* **YOUR OBJECTIVE**: Copy out each line featuring the string "this" from the entries beneath.

>> begin ENTRIES PROVIDED

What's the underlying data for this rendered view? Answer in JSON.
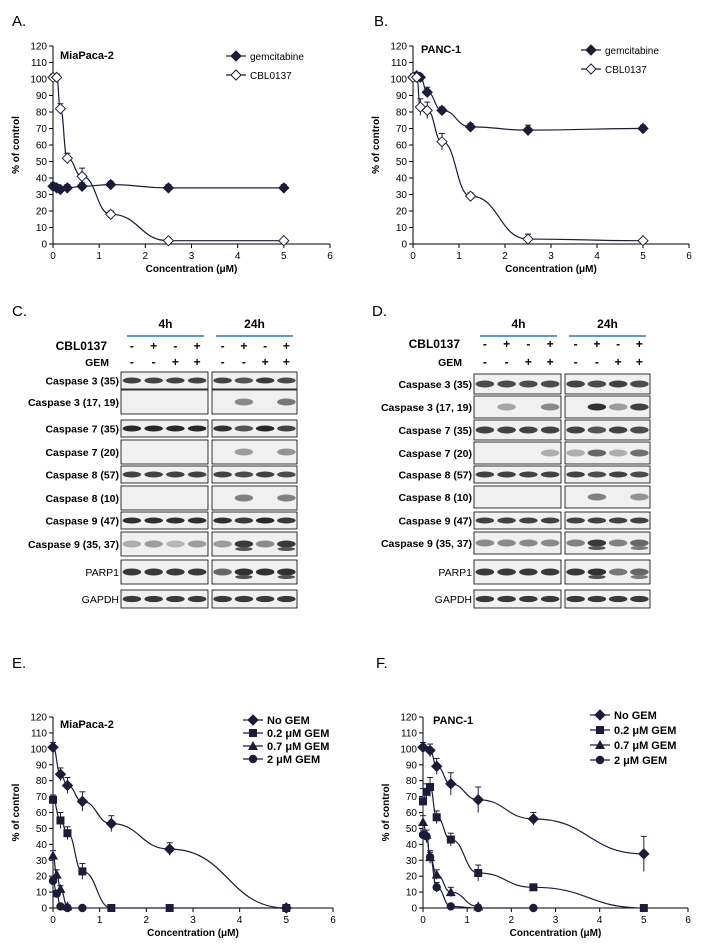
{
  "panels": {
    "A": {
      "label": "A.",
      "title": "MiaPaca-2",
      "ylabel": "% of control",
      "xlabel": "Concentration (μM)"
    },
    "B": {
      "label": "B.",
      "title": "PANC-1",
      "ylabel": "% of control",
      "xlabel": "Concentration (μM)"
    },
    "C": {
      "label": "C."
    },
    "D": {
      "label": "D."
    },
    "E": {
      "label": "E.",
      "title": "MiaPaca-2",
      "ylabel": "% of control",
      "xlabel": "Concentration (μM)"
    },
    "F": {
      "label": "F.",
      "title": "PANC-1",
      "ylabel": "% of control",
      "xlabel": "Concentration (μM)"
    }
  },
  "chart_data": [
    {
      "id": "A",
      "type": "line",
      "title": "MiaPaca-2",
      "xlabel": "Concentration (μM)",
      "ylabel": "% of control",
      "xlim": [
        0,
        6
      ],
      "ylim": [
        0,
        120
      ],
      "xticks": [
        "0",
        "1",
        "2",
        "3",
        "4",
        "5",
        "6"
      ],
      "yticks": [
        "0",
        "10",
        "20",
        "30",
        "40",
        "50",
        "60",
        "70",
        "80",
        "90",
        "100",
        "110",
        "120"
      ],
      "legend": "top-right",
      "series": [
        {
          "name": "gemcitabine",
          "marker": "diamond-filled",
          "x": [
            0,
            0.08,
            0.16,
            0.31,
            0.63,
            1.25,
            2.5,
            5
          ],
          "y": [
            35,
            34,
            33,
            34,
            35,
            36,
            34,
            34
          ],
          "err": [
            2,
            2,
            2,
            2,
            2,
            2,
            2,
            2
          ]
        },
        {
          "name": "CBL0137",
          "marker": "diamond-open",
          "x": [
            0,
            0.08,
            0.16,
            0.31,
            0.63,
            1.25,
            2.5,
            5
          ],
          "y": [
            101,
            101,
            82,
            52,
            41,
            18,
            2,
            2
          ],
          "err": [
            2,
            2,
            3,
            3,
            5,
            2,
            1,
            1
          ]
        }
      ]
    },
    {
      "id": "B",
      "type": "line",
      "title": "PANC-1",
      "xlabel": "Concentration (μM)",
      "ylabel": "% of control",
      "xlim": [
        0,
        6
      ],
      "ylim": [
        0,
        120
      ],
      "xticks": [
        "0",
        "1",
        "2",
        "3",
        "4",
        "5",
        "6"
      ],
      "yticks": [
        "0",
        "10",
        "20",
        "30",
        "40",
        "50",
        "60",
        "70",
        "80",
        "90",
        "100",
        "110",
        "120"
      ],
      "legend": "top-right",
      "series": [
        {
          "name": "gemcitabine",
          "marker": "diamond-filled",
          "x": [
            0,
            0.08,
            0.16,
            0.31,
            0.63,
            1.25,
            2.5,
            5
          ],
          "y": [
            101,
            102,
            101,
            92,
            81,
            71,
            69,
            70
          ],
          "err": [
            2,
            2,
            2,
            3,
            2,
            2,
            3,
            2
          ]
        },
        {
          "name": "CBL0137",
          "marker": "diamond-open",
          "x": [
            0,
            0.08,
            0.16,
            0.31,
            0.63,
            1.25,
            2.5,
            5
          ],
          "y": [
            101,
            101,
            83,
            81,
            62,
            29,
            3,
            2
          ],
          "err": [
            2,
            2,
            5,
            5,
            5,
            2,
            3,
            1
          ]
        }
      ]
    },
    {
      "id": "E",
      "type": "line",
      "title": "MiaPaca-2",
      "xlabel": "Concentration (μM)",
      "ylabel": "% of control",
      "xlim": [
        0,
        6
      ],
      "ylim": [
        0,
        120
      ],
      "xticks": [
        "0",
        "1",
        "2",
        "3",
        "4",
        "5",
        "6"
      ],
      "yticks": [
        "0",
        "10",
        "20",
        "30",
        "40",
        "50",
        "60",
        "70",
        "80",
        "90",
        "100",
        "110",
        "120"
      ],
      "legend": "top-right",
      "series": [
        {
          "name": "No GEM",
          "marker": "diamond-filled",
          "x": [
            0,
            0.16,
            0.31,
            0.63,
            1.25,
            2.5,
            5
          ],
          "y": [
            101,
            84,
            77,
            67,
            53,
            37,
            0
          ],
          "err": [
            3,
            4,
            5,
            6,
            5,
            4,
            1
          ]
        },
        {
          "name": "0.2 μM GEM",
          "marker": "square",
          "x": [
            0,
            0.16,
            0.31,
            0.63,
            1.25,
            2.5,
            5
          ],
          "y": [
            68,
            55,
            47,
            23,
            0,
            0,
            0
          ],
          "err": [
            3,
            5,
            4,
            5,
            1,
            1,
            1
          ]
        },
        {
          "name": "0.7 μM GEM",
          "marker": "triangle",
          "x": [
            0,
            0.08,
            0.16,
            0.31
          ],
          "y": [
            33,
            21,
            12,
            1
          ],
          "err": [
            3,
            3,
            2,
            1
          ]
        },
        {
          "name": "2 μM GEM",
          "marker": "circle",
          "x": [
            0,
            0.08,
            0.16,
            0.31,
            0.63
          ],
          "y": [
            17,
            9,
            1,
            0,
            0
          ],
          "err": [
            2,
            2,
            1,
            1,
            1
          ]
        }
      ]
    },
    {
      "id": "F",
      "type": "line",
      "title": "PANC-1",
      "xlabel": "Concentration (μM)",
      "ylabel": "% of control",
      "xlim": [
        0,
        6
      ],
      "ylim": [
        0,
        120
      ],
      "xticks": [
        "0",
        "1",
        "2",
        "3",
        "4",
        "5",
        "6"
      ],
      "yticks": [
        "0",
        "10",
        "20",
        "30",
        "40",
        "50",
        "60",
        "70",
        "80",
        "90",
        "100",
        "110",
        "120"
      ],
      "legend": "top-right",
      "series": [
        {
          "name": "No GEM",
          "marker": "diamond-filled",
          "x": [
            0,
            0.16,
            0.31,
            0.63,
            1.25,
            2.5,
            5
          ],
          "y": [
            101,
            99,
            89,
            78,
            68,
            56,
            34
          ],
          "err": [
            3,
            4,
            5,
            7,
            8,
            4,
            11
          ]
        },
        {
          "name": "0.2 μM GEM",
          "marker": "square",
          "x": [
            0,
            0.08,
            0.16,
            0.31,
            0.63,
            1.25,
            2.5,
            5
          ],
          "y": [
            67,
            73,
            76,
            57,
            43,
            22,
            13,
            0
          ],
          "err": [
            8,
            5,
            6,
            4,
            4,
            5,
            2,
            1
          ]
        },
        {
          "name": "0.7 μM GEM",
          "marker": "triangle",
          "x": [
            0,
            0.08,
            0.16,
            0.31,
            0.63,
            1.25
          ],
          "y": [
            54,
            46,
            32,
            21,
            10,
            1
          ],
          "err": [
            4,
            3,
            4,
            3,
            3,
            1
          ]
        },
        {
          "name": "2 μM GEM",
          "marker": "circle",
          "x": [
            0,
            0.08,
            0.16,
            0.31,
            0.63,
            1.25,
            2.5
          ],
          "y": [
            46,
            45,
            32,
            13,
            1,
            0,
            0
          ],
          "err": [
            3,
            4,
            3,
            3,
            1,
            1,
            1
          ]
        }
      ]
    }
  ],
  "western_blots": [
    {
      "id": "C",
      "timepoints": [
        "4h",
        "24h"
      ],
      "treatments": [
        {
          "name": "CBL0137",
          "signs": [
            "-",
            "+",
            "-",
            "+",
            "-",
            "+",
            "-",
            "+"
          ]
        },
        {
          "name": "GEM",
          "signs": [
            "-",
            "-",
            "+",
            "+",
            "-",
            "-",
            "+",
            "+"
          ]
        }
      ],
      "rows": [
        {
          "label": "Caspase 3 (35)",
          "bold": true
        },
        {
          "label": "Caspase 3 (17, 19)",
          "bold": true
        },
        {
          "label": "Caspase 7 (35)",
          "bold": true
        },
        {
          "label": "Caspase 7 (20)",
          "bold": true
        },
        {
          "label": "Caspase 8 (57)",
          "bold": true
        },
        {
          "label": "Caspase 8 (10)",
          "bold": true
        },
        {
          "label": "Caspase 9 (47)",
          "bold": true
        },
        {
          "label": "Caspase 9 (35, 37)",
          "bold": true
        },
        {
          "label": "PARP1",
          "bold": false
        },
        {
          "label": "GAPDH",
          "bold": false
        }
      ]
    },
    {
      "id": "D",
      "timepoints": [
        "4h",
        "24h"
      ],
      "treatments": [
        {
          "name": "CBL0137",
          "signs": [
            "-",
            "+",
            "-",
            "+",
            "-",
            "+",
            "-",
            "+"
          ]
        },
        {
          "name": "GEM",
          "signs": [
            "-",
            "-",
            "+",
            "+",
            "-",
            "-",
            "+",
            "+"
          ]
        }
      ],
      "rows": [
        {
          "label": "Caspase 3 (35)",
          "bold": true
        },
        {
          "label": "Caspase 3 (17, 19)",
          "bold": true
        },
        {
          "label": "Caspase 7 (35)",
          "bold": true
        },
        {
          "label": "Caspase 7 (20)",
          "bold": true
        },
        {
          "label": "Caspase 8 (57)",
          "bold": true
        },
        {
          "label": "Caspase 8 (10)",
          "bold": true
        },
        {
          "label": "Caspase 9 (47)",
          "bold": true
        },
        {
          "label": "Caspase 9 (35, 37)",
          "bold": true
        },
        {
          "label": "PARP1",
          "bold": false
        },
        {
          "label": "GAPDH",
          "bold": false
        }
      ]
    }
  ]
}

>> end ENTRIES PROVIDED
>> begin ENTRIES PROVIDED

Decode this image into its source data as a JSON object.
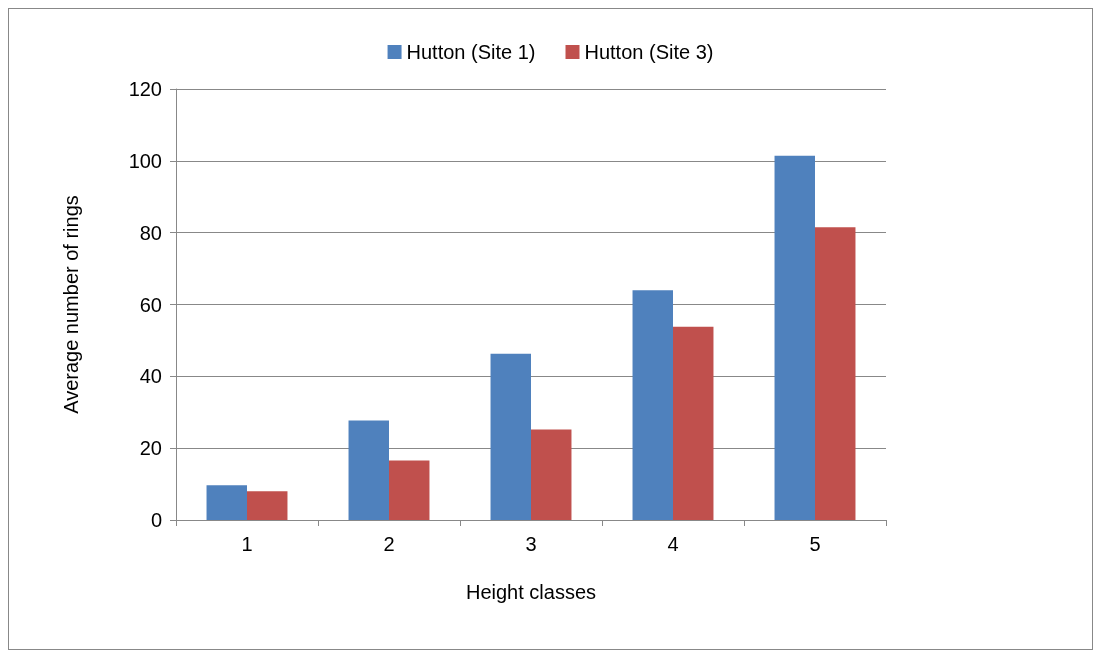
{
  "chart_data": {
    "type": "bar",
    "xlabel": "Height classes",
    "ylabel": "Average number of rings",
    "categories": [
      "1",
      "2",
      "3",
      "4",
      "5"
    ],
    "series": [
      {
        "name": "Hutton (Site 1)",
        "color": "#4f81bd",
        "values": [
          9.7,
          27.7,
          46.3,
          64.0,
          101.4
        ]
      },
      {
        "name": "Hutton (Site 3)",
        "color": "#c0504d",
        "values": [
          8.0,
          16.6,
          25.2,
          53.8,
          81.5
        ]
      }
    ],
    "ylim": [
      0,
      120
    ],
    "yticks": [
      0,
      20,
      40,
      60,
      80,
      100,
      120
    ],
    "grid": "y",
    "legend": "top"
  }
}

>> end ENTRIES PROVIDED

* **WORKED SOLUTION**:
What's the underlying data for this rendered view? Answer in JSON.
Decode this image into its source data as a JSON object.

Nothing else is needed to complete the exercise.